From the records below, copy every line that contains the word "empleo".

[Start Extracted information]

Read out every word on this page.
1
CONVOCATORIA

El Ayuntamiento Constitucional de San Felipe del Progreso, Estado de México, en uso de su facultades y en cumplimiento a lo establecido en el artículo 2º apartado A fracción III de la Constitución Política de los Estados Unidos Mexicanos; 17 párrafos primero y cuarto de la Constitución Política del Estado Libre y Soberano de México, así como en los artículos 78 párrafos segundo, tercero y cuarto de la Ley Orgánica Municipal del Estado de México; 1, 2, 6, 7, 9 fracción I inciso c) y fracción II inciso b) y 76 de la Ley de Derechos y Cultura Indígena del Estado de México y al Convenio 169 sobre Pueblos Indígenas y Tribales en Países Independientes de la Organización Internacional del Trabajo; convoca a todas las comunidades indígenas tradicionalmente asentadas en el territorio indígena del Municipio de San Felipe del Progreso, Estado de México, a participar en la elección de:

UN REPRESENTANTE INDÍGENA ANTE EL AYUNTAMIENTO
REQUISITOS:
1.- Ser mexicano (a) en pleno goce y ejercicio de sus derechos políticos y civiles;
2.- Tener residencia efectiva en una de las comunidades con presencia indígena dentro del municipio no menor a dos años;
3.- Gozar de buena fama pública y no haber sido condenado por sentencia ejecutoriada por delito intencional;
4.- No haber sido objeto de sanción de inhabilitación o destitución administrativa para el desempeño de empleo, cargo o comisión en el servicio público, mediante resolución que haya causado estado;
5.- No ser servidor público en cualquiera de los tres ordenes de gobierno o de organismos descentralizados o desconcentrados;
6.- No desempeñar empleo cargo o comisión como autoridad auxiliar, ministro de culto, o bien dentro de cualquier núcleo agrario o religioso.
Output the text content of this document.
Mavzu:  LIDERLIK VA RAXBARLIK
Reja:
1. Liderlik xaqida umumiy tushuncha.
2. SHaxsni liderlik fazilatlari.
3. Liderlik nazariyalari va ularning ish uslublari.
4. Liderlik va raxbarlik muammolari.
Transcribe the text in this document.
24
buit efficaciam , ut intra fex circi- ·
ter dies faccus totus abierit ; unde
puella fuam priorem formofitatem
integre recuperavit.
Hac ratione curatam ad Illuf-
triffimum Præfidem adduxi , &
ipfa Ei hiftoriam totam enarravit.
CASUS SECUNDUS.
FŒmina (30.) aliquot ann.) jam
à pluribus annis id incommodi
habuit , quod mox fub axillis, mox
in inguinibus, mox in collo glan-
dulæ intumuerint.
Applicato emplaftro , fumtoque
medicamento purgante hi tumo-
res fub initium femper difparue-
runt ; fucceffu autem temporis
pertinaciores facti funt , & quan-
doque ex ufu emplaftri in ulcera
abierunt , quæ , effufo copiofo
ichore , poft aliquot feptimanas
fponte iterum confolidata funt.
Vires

[End Extracted information]

**Answer to this problem**.
4.- No haber sido objeto de sanción de inhabilitación o destitución administrativa para el desempeño de empleo, cargo o comisión en el servicio público, mediante resolución que haya causado estado;
6.- No desempeñar empleo cargo o comisión como autoridad auxiliar, ministro de culto, o bien dentro de cualquier núcleo agrario o religioso.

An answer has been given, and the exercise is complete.